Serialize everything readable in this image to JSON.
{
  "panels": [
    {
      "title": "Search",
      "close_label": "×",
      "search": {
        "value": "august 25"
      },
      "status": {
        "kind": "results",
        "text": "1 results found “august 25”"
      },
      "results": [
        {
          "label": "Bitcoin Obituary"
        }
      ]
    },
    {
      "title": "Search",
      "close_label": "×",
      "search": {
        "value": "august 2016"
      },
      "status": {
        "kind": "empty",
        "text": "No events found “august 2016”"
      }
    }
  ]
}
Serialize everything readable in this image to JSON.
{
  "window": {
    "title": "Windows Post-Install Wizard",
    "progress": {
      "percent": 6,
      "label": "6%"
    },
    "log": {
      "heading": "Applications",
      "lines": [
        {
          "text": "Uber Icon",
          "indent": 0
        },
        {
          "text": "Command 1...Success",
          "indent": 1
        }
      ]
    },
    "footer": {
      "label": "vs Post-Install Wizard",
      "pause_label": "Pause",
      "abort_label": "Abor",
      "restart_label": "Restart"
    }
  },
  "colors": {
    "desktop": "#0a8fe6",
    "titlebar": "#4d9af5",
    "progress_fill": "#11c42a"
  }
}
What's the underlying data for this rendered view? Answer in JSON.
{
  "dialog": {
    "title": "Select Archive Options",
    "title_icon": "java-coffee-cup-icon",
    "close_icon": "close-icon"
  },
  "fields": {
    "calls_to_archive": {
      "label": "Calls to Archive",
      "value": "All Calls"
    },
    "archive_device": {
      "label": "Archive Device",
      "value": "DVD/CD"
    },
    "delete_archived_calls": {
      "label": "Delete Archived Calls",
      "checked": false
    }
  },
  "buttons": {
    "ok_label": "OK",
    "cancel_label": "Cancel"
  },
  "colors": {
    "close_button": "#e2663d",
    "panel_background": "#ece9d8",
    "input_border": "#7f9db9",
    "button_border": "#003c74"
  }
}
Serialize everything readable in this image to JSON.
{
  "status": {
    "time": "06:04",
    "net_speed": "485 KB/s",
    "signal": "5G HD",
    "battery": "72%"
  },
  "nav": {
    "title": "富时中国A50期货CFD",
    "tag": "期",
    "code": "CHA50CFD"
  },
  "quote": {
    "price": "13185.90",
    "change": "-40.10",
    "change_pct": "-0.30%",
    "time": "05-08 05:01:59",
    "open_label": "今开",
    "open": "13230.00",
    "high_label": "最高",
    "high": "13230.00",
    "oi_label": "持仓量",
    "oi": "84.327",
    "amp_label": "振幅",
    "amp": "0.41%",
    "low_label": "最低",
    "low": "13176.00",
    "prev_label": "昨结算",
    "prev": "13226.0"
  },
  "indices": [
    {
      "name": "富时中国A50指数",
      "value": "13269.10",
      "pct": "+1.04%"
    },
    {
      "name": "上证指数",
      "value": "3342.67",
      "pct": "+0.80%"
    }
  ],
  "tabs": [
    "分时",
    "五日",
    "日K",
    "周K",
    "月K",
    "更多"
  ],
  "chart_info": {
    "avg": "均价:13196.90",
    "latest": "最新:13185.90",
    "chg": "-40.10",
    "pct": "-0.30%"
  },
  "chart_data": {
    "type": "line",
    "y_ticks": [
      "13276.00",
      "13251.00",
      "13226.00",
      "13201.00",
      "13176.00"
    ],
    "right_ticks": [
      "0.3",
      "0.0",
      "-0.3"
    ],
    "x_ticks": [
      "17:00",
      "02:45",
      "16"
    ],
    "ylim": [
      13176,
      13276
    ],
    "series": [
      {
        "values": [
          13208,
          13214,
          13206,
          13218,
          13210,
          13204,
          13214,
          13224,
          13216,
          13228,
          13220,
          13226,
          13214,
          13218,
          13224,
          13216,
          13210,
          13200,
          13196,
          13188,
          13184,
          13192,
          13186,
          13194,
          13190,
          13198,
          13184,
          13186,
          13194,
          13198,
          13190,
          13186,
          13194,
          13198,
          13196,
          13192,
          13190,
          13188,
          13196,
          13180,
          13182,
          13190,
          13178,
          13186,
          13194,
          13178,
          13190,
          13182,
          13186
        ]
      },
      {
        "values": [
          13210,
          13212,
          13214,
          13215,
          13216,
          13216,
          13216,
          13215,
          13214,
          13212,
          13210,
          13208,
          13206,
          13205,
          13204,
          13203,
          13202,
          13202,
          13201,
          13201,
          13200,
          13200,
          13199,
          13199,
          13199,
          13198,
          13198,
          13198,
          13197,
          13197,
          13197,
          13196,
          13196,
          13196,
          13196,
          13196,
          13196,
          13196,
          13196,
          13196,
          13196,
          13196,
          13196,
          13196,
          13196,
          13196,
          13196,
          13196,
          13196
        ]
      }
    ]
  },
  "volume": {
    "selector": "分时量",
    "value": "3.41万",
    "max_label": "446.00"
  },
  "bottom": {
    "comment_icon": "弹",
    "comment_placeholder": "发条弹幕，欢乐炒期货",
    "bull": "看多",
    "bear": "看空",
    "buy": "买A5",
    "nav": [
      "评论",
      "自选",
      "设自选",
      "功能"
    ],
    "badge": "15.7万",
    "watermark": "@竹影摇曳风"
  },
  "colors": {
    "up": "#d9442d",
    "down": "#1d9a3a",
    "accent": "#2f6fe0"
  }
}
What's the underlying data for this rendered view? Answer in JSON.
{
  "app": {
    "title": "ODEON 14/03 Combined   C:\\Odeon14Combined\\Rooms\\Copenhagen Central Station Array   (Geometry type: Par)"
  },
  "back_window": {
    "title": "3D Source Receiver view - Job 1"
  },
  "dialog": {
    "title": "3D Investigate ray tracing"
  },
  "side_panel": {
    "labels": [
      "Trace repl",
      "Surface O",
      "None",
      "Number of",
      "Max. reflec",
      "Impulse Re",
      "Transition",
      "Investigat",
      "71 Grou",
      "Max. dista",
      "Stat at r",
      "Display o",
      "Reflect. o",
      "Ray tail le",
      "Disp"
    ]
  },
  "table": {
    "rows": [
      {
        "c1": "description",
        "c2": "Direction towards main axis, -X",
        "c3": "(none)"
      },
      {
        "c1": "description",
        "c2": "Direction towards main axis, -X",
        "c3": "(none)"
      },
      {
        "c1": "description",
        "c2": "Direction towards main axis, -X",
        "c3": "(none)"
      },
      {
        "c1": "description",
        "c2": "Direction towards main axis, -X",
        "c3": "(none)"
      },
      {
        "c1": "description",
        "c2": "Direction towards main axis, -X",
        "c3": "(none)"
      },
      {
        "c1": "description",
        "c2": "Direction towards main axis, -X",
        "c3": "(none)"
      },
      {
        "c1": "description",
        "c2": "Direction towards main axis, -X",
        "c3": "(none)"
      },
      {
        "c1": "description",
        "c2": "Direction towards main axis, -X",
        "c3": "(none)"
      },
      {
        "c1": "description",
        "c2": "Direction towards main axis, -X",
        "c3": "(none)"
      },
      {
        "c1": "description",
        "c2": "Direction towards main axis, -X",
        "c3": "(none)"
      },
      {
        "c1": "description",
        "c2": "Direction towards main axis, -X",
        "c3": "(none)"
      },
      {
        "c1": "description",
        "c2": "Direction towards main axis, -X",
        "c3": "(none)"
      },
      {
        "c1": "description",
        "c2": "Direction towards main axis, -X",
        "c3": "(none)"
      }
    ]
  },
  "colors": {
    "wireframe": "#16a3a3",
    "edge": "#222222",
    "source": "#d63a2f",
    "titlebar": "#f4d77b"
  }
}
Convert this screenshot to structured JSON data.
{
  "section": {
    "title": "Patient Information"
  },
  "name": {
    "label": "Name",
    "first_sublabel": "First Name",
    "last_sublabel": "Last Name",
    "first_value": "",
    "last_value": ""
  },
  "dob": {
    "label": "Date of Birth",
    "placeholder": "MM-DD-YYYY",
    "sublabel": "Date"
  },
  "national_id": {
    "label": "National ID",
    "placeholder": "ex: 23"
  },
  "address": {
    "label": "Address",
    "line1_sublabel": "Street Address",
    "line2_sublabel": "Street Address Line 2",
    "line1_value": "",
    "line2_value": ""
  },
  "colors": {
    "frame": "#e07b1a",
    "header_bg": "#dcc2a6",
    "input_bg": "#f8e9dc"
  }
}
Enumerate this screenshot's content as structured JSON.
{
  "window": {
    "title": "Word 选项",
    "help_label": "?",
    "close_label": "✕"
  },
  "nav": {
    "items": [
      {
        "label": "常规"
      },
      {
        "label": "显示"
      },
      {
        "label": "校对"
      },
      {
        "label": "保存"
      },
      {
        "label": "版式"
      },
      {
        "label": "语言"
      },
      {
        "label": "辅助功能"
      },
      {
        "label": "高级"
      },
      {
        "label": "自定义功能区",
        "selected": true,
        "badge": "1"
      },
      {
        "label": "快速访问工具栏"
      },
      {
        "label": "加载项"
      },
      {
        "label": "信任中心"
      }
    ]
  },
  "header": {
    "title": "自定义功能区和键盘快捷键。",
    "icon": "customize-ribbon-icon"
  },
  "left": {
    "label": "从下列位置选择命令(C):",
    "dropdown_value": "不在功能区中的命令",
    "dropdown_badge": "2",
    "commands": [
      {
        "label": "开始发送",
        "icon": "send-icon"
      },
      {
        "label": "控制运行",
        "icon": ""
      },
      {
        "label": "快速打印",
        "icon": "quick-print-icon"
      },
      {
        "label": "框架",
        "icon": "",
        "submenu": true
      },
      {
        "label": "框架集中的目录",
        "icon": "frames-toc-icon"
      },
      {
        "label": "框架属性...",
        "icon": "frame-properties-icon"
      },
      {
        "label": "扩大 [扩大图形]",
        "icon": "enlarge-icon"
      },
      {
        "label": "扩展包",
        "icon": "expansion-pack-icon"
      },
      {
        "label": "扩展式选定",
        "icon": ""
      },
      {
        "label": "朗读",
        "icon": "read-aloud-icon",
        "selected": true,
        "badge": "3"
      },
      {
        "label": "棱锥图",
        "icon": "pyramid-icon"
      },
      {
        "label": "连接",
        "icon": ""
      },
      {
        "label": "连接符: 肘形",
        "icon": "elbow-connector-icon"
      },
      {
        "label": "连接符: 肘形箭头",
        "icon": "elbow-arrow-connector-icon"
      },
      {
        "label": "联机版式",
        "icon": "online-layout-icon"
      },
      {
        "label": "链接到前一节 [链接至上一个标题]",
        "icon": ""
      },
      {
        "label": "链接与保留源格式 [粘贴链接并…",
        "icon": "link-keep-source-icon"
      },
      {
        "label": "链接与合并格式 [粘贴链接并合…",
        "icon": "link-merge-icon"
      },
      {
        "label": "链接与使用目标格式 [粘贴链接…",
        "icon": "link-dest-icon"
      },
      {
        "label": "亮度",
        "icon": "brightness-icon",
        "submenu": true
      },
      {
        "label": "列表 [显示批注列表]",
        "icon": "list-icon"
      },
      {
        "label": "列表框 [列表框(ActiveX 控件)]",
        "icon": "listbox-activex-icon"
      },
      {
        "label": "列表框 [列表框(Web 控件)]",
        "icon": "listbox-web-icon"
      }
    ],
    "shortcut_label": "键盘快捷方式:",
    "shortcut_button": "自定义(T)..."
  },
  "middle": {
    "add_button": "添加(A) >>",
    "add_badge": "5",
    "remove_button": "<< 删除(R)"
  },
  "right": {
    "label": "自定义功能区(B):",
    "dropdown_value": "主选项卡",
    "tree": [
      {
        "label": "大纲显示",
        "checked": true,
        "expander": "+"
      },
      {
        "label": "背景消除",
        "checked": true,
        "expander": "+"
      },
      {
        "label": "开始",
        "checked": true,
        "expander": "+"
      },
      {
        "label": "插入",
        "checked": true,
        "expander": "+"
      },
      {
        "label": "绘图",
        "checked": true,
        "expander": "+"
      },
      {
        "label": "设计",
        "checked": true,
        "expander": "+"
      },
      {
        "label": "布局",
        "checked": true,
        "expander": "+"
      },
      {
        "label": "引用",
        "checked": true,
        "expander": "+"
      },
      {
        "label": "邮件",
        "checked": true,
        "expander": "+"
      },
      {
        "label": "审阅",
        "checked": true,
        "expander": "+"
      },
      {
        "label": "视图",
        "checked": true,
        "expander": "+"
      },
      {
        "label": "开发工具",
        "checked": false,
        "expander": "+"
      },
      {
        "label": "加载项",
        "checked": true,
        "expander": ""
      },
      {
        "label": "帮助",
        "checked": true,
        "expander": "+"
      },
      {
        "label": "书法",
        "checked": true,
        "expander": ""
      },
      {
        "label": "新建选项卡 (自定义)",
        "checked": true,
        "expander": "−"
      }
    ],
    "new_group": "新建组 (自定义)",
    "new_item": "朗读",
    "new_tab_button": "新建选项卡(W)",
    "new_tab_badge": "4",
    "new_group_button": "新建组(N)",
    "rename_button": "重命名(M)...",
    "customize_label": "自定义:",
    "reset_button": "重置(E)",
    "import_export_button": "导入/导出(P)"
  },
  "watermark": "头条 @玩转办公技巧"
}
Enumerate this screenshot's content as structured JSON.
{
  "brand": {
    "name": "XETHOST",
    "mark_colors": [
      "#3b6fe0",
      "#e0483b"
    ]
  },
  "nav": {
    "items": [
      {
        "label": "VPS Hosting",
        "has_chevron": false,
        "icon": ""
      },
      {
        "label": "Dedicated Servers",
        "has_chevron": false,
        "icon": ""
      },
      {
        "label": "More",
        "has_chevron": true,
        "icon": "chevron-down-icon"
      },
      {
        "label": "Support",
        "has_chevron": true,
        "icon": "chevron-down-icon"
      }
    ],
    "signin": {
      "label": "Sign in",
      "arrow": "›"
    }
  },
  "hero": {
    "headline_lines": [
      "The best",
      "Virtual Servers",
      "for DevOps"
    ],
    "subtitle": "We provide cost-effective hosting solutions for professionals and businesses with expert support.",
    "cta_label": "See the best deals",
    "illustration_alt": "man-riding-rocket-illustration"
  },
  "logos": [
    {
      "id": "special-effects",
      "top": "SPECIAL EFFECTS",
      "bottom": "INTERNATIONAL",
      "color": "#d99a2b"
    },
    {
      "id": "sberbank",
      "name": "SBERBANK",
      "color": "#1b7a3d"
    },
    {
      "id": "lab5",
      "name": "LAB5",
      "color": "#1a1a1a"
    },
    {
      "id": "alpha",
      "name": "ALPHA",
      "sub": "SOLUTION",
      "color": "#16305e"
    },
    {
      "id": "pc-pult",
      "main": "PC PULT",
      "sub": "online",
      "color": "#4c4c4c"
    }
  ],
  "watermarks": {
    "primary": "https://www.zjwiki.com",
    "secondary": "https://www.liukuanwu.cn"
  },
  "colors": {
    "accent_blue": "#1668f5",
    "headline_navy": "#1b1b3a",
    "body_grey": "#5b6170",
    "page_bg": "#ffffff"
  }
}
===============
◆ **TASK REQUIREMENTS**
List each line holding the string "Install".

◆ **IN RESPONSE**
    "title": "Windows Post-Install Wizard",
      "label": "vs Post-Install Wizard",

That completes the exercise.